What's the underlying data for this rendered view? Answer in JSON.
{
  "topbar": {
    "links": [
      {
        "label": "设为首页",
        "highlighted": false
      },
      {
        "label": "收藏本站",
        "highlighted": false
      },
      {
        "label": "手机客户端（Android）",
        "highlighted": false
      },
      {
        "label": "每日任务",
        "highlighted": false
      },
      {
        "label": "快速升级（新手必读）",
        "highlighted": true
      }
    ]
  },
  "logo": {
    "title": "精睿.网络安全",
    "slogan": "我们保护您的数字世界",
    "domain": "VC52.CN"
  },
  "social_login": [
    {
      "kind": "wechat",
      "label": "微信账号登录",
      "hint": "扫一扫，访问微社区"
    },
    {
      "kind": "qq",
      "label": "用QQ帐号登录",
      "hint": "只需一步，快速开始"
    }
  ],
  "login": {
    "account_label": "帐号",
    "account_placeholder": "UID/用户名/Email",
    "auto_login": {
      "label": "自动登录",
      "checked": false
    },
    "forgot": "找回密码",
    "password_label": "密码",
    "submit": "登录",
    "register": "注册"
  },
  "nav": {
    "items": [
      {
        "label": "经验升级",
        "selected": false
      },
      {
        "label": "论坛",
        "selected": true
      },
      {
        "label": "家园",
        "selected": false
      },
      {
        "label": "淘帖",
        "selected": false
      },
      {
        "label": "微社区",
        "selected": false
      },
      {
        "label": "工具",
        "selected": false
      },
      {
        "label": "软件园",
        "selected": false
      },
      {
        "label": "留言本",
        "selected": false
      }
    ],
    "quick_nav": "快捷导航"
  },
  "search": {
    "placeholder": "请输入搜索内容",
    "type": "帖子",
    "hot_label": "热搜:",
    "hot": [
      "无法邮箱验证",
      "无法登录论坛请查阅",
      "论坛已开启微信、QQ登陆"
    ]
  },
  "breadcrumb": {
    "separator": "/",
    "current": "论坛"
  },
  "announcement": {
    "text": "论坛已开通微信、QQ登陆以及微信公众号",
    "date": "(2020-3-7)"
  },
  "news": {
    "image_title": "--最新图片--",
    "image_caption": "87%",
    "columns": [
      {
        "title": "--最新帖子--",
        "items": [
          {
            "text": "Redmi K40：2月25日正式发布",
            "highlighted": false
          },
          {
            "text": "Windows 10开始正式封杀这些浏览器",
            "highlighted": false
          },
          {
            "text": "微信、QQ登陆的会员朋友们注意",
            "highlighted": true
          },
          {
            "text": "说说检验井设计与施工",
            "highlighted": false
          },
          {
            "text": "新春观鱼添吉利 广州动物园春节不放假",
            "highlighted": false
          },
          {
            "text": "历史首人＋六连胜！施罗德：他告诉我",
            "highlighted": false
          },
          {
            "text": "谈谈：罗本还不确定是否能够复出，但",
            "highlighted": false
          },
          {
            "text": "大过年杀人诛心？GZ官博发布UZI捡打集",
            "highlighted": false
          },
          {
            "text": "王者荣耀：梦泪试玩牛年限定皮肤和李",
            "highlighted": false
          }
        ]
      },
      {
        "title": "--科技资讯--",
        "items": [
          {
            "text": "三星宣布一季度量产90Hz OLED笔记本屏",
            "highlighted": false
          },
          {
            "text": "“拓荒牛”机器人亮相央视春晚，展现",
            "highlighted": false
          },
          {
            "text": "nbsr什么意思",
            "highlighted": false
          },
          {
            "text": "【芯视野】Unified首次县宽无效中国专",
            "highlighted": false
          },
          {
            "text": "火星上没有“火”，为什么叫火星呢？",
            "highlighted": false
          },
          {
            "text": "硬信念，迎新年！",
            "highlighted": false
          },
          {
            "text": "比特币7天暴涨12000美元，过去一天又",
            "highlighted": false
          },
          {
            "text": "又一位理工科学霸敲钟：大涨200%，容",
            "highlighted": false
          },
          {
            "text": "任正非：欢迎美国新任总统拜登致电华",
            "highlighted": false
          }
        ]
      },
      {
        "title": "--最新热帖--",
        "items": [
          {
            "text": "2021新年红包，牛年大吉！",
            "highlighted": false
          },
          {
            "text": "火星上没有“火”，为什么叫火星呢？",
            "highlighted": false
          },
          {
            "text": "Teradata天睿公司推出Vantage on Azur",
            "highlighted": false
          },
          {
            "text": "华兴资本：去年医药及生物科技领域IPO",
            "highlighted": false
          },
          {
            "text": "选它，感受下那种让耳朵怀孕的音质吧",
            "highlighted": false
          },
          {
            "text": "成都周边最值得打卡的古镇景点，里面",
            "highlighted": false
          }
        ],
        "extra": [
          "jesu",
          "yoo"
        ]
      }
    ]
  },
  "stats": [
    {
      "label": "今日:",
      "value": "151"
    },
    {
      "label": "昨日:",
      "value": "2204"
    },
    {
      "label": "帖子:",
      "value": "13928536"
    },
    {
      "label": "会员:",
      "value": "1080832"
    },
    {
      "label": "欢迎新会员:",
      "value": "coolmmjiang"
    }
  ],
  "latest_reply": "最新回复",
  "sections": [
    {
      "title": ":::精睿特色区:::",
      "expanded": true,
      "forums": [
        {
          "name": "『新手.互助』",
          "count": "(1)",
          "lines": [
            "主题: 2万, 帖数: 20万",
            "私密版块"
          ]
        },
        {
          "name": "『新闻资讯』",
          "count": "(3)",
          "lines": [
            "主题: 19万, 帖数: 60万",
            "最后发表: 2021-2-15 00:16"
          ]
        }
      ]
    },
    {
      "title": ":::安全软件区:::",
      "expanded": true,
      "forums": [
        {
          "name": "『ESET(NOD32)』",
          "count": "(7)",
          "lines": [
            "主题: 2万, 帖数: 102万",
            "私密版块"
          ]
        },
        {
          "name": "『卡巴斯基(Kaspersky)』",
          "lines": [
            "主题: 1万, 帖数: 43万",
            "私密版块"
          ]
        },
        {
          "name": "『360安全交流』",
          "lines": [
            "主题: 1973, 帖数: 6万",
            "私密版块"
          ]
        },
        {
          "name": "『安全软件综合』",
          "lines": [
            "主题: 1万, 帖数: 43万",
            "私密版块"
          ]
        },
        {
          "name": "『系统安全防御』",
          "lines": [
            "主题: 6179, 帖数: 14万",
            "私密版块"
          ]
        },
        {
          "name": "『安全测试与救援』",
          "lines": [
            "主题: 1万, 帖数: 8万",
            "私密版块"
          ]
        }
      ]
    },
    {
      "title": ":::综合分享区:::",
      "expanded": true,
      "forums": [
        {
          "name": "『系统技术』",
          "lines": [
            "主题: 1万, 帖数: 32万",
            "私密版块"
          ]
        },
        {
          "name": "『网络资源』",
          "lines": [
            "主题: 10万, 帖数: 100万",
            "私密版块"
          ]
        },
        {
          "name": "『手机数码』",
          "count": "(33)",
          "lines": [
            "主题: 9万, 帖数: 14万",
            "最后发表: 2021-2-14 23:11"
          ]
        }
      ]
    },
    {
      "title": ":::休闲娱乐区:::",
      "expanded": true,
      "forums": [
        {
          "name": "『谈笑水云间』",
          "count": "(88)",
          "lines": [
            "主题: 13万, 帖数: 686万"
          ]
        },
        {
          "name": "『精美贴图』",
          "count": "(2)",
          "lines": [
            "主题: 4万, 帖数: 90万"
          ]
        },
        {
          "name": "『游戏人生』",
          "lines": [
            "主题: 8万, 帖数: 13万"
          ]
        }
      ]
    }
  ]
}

> **TASK TO CARRY OUT**
Please reproduce each line exactly as written.

> **REPLY TO THE TASK**
What's the underlying data for this rendered view? Answer in JSON.
{
  "topbar": {
    "links": [
      {
        "label": "设为首页",
        "highlighted": false
      },
      {
        "label": "收藏本站",
        "highlighted": false
      },
      {
        "label": "手机客户端（Android）",
        "highlighted": false
      },
      {
        "label": "每日任务",
        "highlighted": false
      },
      {
        "label": "快速升级（新手必读）",
        "highlighted": true
      }
    ]
  },
  "logo": {
    "title": "精睿.网络安全",
    "slogan": "我们保护您的数字世界",
    "domain": "VC52.CN"
  },
  "social_login": [
    {
      "kind": "wechat",
      "label": "微信账号登录",
      "hint": "扫一扫，访问微社区"
    },
    {
      "kind": "qq",
      "label": "用QQ帐号登录",
      "hint": "只需一步，快速开始"
    }
  ],
  "login": {
    "account_label": "帐号",
    "account_placeholder": "UID/用户名/Email",
    "auto_login": {
      "label": "自动登录",
      "checked": false
    },
    "forgot": "找回密码",
    "password_label": "密码",
    "submit": "登录",
    "register": "注册"
  },
  "nav": {
    "items": [
      {
        "label": "经验升级",
        "selected": false
      },
      {
        "label": "论坛",
        "selected": true
      },
      {
        "label": "家园",
        "selected": false
      },
      {
        "label": "淘帖",
        "selected": false
      },
      {
        "label": "微社区",
        "selected": false
      },
      {
        "label": "工具",
        "selected": false
      },
      {
        "label": "软件园",
        "selected": false
      },
      {
        "label": "留言本",
        "selected": false
      }
    ],
    "quick_nav": "快捷导航"
  },
  "search": {
    "placeholder": "请输入搜索内容",
    "type": "帖子",
    "hot_label": "热搜:",
    "hot": [
      "无法邮箱验证",
      "无法登录论坛请查阅",
      "论坛已开启微信、QQ登陆"
    ]
  },
  "breadcrumb": {
    "separator": "/",
    "current": "论坛"
  },
  "announcement": {
    "text": "论坛已开通微信、QQ登陆以及微信公众号",
    "date": "(2020-3-7)"
  },
  "news": {
    "image_title": "--最新图片--",
    "image_caption": "87%",
    "columns": [
      {
        "title": "--最新帖子--",
        "items": [
          {
            "text": "Redmi K40：2月25日正式发布",
            "highlighted": false
          },
          {
            "text": "Windows 10开始正式封杀这些浏览器",
            "highlighted": false
          },
          {
            "text": "微信、QQ登陆的会员朋友们注意",
            "highlighted": true
          },
          {
            "text": "说说检验井设计与施工",
            "highlighted": false
          },
          {
            "text": "新春观鱼添吉利 广州动物园春节不放假",
            "highlighted": false
          },
          {
            "text": "历史首人＋六连胜！施罗德：他告诉我",
            "highlighted": false
          },
          {
            "text": "谈谈：罗本还不确定是否能够复出，但",
            "highlighted": false
          },
          {
            "text": "大过年杀人诛心？GZ官博发布UZI捡打集",
            "highlighted": false
          },
          {
            "text": "王者荣耀：梦泪试玩牛年限定皮肤和李",
            "highlighted": false
          }
        ]
      },
      {
        "title": "--科技资讯--",
        "items": [
          {
            "text": "三星宣布一季度量产90Hz OLED笔记本屏",
            "highlighted": false
          },
          {
            "text": "“拓荒牛”机器人亮相央视春晚，展现",
            "highlighted": false
          },
          {
            "text": "nbsr什么意思",
            "highlighted": false
          },
          {
            "text": "【芯视野】Unified首次县宽无效中国专",
            "highlighted": false
          },
          {
            "text": "火星上没有“火”，为什么叫火星呢？",
            "highlighted": false
          },
          {
            "text": "硬信念，迎新年！",
            "highlighted": false
          },
          {
            "text": "比特币7天暴涨12000美元，过去一天又",
            "highlighted": false
          },
          {
            "text": "又一位理工科学霸敲钟：大涨200%，容",
            "highlighted": false
          },
          {
            "text": "任正非：欢迎美国新任总统拜登致电华",
            "highlighted": false
          }
        ]
      },
      {
        "title": "--最新热帖--",
        "items": [
          {
            "text": "2021新年红包，牛年大吉！",
            "highlighted": false
          },
          {
            "text": "火星上没有“火”，为什么叫火星呢？",
            "highlighted": false
          },
          {
            "text": "Teradata天睿公司推出Vantage on Azur",
            "highlighted": false
          },
          {
            "text": "华兴资本：去年医药及生物科技领域IPO",
            "highlighted": false
          },
          {
            "text": "选它，感受下那种让耳朵怀孕的音质吧",
            "highlighted": false
          },
          {
            "text": "成都周边最值得打卡的古镇景点，里面",
            "highlighted": false
          }
        ],
        "extra": [
          "jesu",
          "yoo"
        ]
      }
    ]
  },
  "stats": [
    {
      "label": "今日:",
      "value": "151"
    },
    {
      "label": "昨日:",
      "value": "2204"
    },
    {
      "label": "帖子:",
      "value": "13928536"
    },
    {
      "label": "会员:",
      "value": "1080832"
    },
    {
      "label": "欢迎新会员:",
      "value": "coolmmjiang"
    }
  ],
  "latest_reply": "最新回复",
  "sections": [
    {
      "title": ":::精睿特色区:::",
      "expanded": true,
      "forums": [
        {
          "name": "『新手.互助』",
          "count": "(1)",
          "lines": [
            "主题: 2万, 帖数: 20万",
            "私密版块"
          ]
        },
        {
          "name": "『新闻资讯』",
          "count": "(3)",
          "lines": [
            "主题: 19万, 帖数: 60万",
            "最后发表: 2021-2-15 00:16"
          ]
        }
      ]
    },
    {
      "title": ":::安全软件区:::",
      "expanded": true,
      "forums": [
        {
          "name": "『ESET(NOD32)』",
          "count": "(7)",
          "lines": [
            "主题: 2万, 帖数: 102万",
            "私密版块"
          ]
        },
        {
          "name": "『卡巴斯基(Kaspersky)』",
          "lines": [
            "主题: 1万, 帖数: 43万",
            "私密版块"
          ]
        },
        {
          "name": "『360安全交流』",
          "lines": [
            "主题: 1973, 帖数: 6万",
            "私密版块"
          ]
        },
        {
          "name": "『安全软件综合』",
          "lines": [
            "主题: 1万, 帖数: 43万",
            "私密版块"
          ]
        },
        {
          "name": "『系统安全防御』",
          "lines": [
            "主题: 6179, 帖数: 14万",
            "私密版块"
          ]
        },
        {
          "name": "『安全测试与救援』",
          "lines": [
            "主题: 1万, 帖数: 8万",
            "私密版块"
          ]
        }
      ]
    },
    {
      "title": ":::综合分享区:::",
      "expanded": true,
      "forums": [
        {
          "name": "『系统技术』",
          "lines": [
            "主题: 1万, 帖数: 32万",
            "私密版块"
          ]
        },
        {
          "name": "『网络资源』",
          "lines": [
            "主题: 10万, 帖数: 100万",
            "私密版块"
          ]
        },
        {
          "name": "『手机数码』",
          "count": "(33)",
          "lines": [
            "主题: 9万, 帖数: 14万",
            "最后发表: 2021-2-14 23:11"
          ]
        }
      ]
    },
    {
      "title": ":::休闲娱乐区:::",
      "expanded": true,
      "forums": [
        {
          "name": "『谈笑水云间』",
          "count": "(88)",
          "lines": [
            "主题: 13万, 帖数: 686万"
          ]
        },
        {
          "name": "『精美贴图』",
          "count": "(2)",
          "lines": [
            "主题: 4万, 帖数: 90万"
          ]
        },
        {
          "name": "『游戏人生』",
          "lines": [
            "主题: 8万, 帖数: 13万"
          ]
        }
      ]
    }
  ]
}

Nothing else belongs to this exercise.